Exercise objective >> Give the number of lines in the records below that include "JSON". Reply with that number alone.

Records >>
====

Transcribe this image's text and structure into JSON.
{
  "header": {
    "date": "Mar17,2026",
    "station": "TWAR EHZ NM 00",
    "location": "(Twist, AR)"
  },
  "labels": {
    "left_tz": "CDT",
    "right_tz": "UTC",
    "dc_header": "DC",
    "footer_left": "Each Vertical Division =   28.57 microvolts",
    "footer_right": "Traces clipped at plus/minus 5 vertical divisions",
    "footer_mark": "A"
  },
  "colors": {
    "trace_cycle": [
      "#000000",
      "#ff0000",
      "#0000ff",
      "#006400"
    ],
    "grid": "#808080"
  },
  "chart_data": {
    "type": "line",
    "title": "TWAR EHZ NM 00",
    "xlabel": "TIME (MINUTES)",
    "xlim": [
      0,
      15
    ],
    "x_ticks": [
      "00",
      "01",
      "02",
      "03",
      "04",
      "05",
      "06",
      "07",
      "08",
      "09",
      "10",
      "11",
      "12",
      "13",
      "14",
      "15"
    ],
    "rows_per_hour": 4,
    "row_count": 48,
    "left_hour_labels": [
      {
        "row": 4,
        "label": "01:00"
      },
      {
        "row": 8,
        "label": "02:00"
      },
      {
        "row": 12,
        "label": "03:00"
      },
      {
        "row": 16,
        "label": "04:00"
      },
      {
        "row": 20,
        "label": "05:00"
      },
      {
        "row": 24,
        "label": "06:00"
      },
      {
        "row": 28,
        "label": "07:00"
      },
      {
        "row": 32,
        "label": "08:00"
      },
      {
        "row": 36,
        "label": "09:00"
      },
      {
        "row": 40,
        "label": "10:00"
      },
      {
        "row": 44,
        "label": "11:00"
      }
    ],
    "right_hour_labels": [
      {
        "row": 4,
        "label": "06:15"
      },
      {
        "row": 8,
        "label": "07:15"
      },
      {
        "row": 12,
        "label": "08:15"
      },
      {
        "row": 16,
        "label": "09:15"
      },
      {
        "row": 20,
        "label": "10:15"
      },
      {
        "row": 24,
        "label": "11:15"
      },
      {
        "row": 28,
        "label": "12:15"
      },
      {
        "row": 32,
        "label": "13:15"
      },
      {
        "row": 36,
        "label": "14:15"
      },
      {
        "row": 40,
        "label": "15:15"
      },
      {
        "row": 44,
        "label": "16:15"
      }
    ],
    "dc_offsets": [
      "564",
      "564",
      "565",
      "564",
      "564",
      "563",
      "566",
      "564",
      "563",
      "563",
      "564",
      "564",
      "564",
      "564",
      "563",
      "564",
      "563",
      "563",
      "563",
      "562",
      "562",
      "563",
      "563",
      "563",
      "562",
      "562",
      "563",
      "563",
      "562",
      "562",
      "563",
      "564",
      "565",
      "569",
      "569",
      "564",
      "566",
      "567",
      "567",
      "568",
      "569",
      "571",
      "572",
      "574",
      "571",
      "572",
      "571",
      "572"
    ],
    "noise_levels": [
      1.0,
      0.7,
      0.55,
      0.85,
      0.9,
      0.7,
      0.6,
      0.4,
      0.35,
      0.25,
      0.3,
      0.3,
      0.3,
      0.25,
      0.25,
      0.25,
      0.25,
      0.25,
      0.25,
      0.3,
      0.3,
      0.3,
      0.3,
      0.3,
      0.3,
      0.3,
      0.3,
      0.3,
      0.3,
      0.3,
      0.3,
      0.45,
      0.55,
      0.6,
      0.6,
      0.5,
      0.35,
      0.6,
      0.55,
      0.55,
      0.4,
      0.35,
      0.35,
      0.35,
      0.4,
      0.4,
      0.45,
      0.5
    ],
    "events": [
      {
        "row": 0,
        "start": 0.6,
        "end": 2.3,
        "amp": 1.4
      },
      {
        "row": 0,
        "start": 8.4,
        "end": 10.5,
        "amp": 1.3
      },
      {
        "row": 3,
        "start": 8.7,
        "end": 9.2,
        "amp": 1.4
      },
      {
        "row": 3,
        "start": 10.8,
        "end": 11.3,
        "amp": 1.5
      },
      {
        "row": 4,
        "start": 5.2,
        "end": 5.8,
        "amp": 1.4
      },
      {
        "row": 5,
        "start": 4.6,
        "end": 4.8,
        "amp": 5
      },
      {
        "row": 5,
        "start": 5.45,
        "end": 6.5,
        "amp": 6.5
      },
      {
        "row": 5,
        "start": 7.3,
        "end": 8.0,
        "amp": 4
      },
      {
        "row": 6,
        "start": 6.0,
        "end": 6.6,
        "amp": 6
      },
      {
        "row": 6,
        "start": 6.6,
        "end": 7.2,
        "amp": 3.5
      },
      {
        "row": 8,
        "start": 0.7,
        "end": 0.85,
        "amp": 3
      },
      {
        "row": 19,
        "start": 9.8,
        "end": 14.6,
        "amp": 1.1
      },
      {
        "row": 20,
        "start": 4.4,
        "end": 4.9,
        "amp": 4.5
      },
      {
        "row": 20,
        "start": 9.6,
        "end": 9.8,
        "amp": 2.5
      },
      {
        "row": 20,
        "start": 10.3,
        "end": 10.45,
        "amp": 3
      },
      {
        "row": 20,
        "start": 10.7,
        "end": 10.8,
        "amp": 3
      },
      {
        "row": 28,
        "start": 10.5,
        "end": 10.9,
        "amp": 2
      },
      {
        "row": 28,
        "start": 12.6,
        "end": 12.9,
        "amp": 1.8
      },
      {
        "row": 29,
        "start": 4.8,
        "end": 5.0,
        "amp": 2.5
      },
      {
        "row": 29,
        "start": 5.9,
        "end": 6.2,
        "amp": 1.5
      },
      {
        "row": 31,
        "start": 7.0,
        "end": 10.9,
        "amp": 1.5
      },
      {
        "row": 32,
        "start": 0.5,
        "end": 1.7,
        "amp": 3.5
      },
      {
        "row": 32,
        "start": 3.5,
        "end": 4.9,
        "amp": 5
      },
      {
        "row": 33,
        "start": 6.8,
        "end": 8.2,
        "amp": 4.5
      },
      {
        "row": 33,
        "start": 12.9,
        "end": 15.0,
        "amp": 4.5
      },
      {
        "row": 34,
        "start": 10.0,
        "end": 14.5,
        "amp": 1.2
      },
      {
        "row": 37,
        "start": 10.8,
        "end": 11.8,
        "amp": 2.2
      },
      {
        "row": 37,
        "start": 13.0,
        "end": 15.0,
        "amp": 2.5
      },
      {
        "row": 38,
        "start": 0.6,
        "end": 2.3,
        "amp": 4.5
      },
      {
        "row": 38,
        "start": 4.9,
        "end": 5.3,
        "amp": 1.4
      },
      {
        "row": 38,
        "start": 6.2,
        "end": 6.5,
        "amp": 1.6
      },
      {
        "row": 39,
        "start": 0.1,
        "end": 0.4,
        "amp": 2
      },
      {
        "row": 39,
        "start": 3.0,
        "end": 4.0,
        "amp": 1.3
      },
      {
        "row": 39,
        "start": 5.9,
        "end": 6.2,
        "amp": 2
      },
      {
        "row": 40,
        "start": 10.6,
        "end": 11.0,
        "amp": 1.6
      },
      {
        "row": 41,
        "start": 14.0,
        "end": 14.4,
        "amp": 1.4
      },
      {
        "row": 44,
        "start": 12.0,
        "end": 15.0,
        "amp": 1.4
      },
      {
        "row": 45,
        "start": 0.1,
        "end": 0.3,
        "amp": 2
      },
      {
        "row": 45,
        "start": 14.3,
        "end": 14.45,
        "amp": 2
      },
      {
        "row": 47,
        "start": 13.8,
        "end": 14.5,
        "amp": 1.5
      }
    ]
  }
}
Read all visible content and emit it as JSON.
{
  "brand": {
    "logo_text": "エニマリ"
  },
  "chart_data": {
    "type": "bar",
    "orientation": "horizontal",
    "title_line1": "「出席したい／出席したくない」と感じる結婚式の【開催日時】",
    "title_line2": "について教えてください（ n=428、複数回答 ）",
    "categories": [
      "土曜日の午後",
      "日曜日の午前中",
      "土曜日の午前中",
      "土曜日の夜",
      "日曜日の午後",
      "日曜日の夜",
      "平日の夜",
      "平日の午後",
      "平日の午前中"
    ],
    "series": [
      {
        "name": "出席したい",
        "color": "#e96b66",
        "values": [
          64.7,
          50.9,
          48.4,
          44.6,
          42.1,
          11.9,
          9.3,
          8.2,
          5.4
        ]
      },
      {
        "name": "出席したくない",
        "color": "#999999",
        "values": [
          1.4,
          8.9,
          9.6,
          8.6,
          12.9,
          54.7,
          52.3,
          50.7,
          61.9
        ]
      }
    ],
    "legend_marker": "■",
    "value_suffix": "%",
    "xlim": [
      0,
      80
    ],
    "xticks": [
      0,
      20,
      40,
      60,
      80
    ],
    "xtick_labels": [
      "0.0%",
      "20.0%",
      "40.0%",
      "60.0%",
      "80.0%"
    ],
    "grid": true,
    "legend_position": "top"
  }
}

====

Full answer >> 2